> _Input material_:

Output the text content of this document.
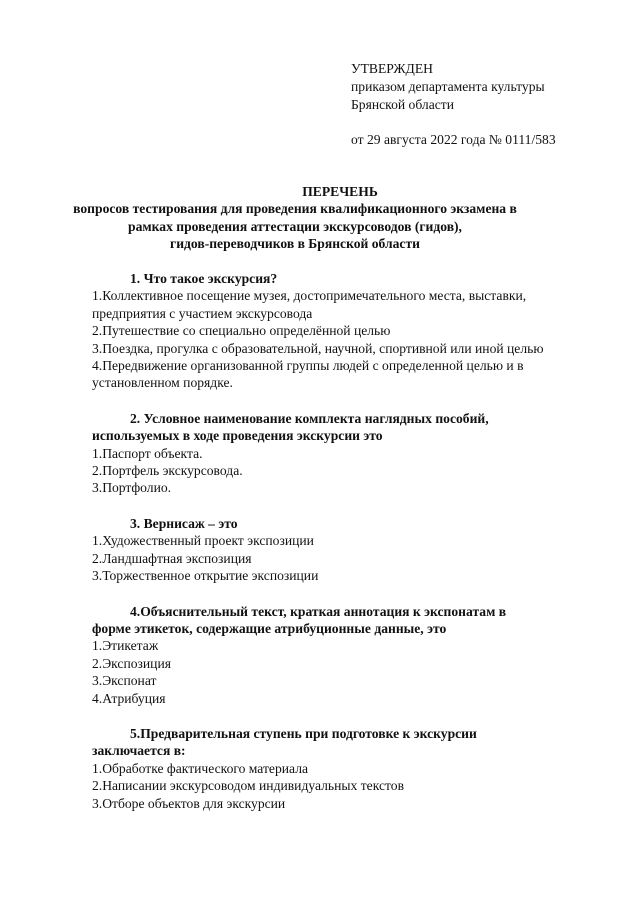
УТВЕРЖДЕН
приказом департамента культуры
Брянской области
от 29 августа 2022 года № 0111/583
ПЕРЕЧЕНЬ
вопросов тестирования для проведения квалификационного экзамена в
рамках проведения аттестации экскурсоводов (гидов),
гидов-переводчиков в Брянской области
1. Что такое экскурсия?
1.Коллективное посещение музея, достопримечательного места, выставки,
предприятия с участием экскурсовода
2.Путешествие со специально определённой целью
3.Поездка, прогулка с образовательной, научной, спортивной или иной целью
4.Передвижение организованной группы людей с определенной целью и в
установленном порядке.
2. Условное наименование комплекта наглядных пособий,
используемых в ходе проведения экскурсии это
1.Паспорт объекта.
2.Портфель экскурсовода.
3.Портфолио.
3. Вернисаж – это
1.Художественный проект экспозиции
2.Ландшафтная экспозиция
3.Торжественное открытие экспозиции
4.Объяснительный текст, краткая аннотация к экспонатам в
форме этикеток, содержащие атрибуционные данные, это
1.Этикетаж
2.Экспозиция
3.Экспонат
4.Атрибуция
5.Предварительная ступень при подготовке к экскурсии
заключается в:
1.Обработке фактического материала
2.Написании экскурсоводом индивидуальных текстов
3.Отборе объектов для экскурсии
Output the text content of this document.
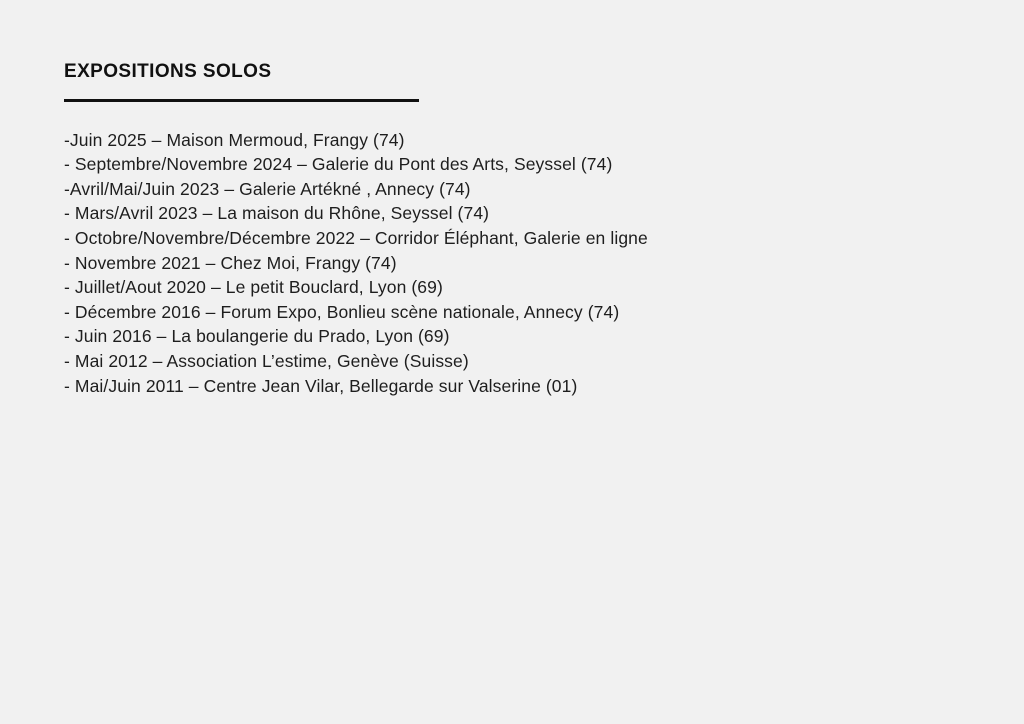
EXPOSITIONS SOLOS
-Juin 2025 – Maison Mermoud, Frangy (74)
- Septembre/Novembre 2024 – Galerie du Pont des Arts, Seyssel (74)
-Avril/Mai/Juin 2023 – Galerie Artékné , Annecy (74)
- Mars/Avril 2023 – La maison du Rhône, Seyssel (74)
- Octobre/Novembre/Décembre 2022 – Corridor Éléphant, Galerie en ligne
- Novembre 2021 – Chez Moi, Frangy (74)
- Juillet/Aout 2020 – Le petit Bouclard, Lyon (69)
- Décembre 2016 – Forum Expo, Bonlieu scène nationale, Annecy (74)
- Juin 2016 – La boulangerie du Prado, Lyon (69)
- Mai 2012 – Association L’estime, Genève (Suisse)
- Mai/Juin 2011 – Centre Jean Vilar, Bellegarde sur Valserine (01)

> _Prompt_: Repeat all of the data above word for word, minus the pictures.

> _Task solution_:
Output the text content of this document.
УТВЕРЖДЕН
приказом департамента культуры
Брянской области
от 29 августа 2022 года № 0111/583
ПЕРЕЧЕНЬ
вопросов тестирования для проведения квалификационного экзамена в
рамках проведения аттестации экскурсоводов (гидов),
гидов-переводчиков в Брянской области
1. Что такое экскурсия?
1.Коллективное посещение музея, достопримечательного места, выставки,
предприятия с участием экскурсовода
2.Путешествие со специально определённой целью
3.Поездка, прогулка с образовательной, научной, спортивной или иной целью
4.Передвижение организованной группы людей с определенной целью и в
установленном порядке.
2. Условное наименование комплекта наглядных пособий,
используемых в ходе проведения экскурсии это
1.Паспорт объекта.
2.Портфель экскурсовода.
3.Портфолио.
3. Вернисаж – это
1.Художественный проект экспозиции
2.Ландшафтная экспозиция
3.Торжественное открытие экспозиции
4.Объяснительный текст, краткая аннотация к экспонатам в
форме этикеток, содержащие атрибуционные данные, это
1.Этикетаж
2.Экспозиция
3.Экспонат
4.Атрибуция
5.Предварительная ступень при подготовке к экскурсии
заключается в:
1.Обработке фактического материала
2.Написании экскурсоводом индивидуальных текстов
3.Отборе объектов для экскурсии
Output the text content of this document.
EXPOSITIONS SOLOS
-Juin 2025 – Maison Mermoud, Frangy (74)
- Septembre/Novembre 2024 – Galerie du Pont des Arts, Seyssel (74)
-Avril/Mai/Juin 2023 – Galerie Artékné , Annecy (74)
- Mars/Avril 2023 – La maison du Rhône, Seyssel (74)
- Octobre/Novembre/Décembre 2022 – Corridor Éléphant, Galerie en ligne
- Novembre 2021 – Chez Moi, Frangy (74)
- Juillet/Aout 2020 – Le petit Bouclard, Lyon (69)
- Décembre 2016 – Forum Expo, Bonlieu scène nationale, Annecy (74)
- Juin 2016 – La boulangerie du Prado, Lyon (69)
- Mai 2012 – Association L’estime, Genève (Suisse)
- Mai/Juin 2011 – Centre Jean Vilar, Bellegarde sur Valserine (01)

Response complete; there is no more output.